SET EXERCISE: Write out each line beneath this one exactly as it reads.

-- start of AVAILABLE RECORDS --

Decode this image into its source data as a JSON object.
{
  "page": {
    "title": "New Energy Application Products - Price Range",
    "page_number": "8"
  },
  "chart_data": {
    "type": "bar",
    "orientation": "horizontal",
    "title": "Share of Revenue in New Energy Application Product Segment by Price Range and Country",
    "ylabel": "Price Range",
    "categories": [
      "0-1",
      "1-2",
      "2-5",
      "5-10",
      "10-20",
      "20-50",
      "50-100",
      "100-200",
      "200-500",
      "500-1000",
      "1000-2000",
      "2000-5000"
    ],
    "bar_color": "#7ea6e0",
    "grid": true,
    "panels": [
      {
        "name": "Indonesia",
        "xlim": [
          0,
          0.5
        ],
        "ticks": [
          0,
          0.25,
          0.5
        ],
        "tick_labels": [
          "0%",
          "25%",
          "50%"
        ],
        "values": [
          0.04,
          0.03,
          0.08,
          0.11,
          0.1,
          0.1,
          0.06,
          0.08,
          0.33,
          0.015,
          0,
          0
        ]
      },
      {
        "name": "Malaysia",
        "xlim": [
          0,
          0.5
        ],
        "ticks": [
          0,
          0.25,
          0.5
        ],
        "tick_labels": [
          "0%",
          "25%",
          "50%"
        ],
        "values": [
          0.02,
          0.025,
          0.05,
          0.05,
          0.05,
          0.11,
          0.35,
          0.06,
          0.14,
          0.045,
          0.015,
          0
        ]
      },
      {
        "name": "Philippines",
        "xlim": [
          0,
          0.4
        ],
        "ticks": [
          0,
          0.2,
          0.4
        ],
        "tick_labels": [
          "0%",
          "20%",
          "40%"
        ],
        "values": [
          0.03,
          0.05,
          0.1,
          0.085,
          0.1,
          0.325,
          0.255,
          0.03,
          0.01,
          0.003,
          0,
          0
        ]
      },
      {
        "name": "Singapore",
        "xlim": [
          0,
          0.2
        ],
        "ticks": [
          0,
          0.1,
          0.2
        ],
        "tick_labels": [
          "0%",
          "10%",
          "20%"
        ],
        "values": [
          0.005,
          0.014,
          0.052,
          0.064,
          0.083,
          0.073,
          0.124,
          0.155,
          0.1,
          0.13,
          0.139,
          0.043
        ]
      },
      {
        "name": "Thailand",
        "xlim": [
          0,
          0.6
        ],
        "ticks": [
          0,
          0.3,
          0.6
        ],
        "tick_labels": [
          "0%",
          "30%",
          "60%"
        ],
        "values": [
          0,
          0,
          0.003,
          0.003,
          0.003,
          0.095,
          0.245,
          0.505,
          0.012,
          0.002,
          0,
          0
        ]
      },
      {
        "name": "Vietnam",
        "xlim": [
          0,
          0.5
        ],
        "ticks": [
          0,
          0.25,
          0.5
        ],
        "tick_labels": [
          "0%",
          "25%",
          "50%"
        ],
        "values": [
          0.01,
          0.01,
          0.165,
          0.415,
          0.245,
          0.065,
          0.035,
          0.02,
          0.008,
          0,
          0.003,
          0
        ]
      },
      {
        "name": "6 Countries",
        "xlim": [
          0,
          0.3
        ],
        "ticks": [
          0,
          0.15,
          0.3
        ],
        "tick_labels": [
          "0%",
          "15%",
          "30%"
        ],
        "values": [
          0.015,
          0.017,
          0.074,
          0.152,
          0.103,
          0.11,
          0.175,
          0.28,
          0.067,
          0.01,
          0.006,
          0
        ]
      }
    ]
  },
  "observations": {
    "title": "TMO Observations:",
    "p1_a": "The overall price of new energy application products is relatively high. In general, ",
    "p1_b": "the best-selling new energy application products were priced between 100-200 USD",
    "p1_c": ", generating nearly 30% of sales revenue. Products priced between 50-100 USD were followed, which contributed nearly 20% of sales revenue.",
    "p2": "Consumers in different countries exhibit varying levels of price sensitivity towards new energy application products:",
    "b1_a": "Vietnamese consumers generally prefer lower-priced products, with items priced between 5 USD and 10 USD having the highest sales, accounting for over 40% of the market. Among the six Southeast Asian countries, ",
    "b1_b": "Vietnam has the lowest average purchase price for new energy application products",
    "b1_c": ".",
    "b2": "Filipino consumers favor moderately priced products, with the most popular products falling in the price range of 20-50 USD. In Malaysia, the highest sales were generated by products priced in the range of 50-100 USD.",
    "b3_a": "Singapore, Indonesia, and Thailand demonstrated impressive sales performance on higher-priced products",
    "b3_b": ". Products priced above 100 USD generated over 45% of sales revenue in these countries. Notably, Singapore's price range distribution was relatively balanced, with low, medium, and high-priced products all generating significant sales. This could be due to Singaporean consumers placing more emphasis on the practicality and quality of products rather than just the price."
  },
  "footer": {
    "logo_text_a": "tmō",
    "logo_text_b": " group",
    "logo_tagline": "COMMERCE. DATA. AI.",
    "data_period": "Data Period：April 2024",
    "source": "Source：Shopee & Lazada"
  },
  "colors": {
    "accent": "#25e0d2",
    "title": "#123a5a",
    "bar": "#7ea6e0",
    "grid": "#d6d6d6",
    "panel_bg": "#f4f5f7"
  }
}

-- end of AVAILABLE RECORDS --

THE RESPONSE:
Decode this image into its source data as a JSON object.
{
  "page": {
    "title": "New Energy Application Products - Price Range",
    "page_number": "8"
  },
  "chart_data": {
    "type": "bar",
    "orientation": "horizontal",
    "title": "Share of Revenue in New Energy Application Product Segment by Price Range and Country",
    "ylabel": "Price Range",
    "categories": [
      "0-1",
      "1-2",
      "2-5",
      "5-10",
      "10-20",
      "20-50",
      "50-100",
      "100-200",
      "200-500",
      "500-1000",
      "1000-2000",
      "2000-5000"
    ],
    "bar_color": "#7ea6e0",
    "grid": true,
    "panels": [
      {
        "name": "Indonesia",
        "xlim": [
          0,
          0.5
        ],
        "ticks": [
          0,
          0.25,
          0.5
        ],
        "tick_labels": [
          "0%",
          "25%",
          "50%"
        ],
        "values": [
          0.04,
          0.03,
          0.08,
          0.11,
          0.1,
          0.1,
          0.06,
          0.08,
          0.33,
          0.015,
          0,
          0
        ]
      },
      {
        "name": "Malaysia",
        "xlim": [
          0,
          0.5
        ],
        "ticks": [
          0,
          0.25,
          0.5
        ],
        "tick_labels": [
          "0%",
          "25%",
          "50%"
        ],
        "values": [
          0.02,
          0.025,
          0.05,
          0.05,
          0.05,
          0.11,
          0.35,
          0.06,
          0.14,
          0.045,
          0.015,
          0
        ]
      },
      {
        "name": "Philippines",
        "xlim": [
          0,
          0.4
        ],
        "ticks": [
          0,
          0.2,
          0.4
        ],
        "tick_labels": [
          "0%",
          "20%",
          "40%"
        ],
        "values": [
          0.03,
          0.05,
          0.1,
          0.085,
          0.1,
          0.325,
          0.255,
          0.03,
          0.01,
          0.003,
          0,
          0
        ]
      },
      {
        "name": "Singapore",
        "xlim": [
          0,
          0.2
        ],
        "ticks": [
          0,
          0.1,
          0.2
        ],
        "tick_labels": [
          "0%",
          "10%",
          "20%"
        ],
        "values": [
          0.005,
          0.014,
          0.052,
          0.064,
          0.083,
          0.073,
          0.124,
          0.155,
          0.1,
          0.13,
          0.139,
          0.043
        ]
      },
      {
        "name": "Thailand",
        "xlim": [
          0,
          0.6
        ],
        "ticks": [
          0,
          0.3,
          0.6
        ],
        "tick_labels": [
          "0%",
          "30%",
          "60%"
        ],
        "values": [
          0,
          0,
          0.003,
          0.003,
          0.003,
          0.095,
          0.245,
          0.505,
          0.012,
          0.002,
          0,
          0
        ]
      },
      {
        "name": "Vietnam",
        "xlim": [
          0,
          0.5
        ],
        "ticks": [
          0,
          0.25,
          0.5
        ],
        "tick_labels": [
          "0%",
          "25%",
          "50%"
        ],
        "values": [
          0.01,
          0.01,
          0.165,
          0.415,
          0.245,
          0.065,
          0.035,
          0.02,
          0.008,
          0,
          0.003,
          0
        ]
      },
      {
        "name": "6 Countries",
        "xlim": [
          0,
          0.3
        ],
        "ticks": [
          0,
          0.15,
          0.3
        ],
        "tick_labels": [
          "0%",
          "15%",
          "30%"
        ],
        "values": [
          0.015,
          0.017,
          0.074,
          0.152,
          0.103,
          0.11,
          0.175,
          0.28,
          0.067,
          0.01,
          0.006,
          0
        ]
      }
    ]
  },
  "observations": {
    "title": "TMO Observations:",
    "p1_a": "The overall price of new energy application products is relatively high. In general, ",
    "p1_b": "the best-selling new energy application products were priced between 100-200 USD",
    "p1_c": ", generating nearly 30% of sales revenue. Products priced between 50-100 USD were followed, which contributed nearly 20% of sales revenue.",
    "p2": "Consumers in different countries exhibit varying levels of price sensitivity towards new energy application products:",
    "b1_a": "Vietnamese consumers generally prefer lower-priced products, with items priced between 5 USD and 10 USD having the highest sales, accounting for over 40% of the market. Among the six Southeast Asian countries, ",
    "b1_b": "Vietnam has the lowest average purchase price for new energy application products",
    "b1_c": ".",
    "b2": "Filipino consumers favor moderately priced products, with the most popular products falling in the price range of 20-50 USD. In Malaysia, the highest sales were generated by products priced in the range of 50-100 USD.",
    "b3_a": "Singapore, Indonesia, and Thailand demonstrated impressive sales performance on higher-priced products",
    "b3_b": ". Products priced above 100 USD generated over 45% of sales revenue in these countries. Notably, Singapore's price range distribution was relatively balanced, with low, medium, and high-priced products all generating significant sales. This could be due to Singaporean consumers placing more emphasis on the practicality and quality of products rather than just the price."
  },
  "footer": {
    "logo_text_a": "tmō",
    "logo_text_b": " group",
    "logo_tagline": "COMMERCE. DATA. AI.",
    "data_period": "Data Period：April 2024",
    "source": "Source：Shopee & Lazada"
  },
  "colors": {
    "accent": "#25e0d2",
    "title": "#123a5a",
    "bar": "#7ea6e0",
    "grid": "#d6d6d6",
    "panel_bg": "#f4f5f7"
  }
}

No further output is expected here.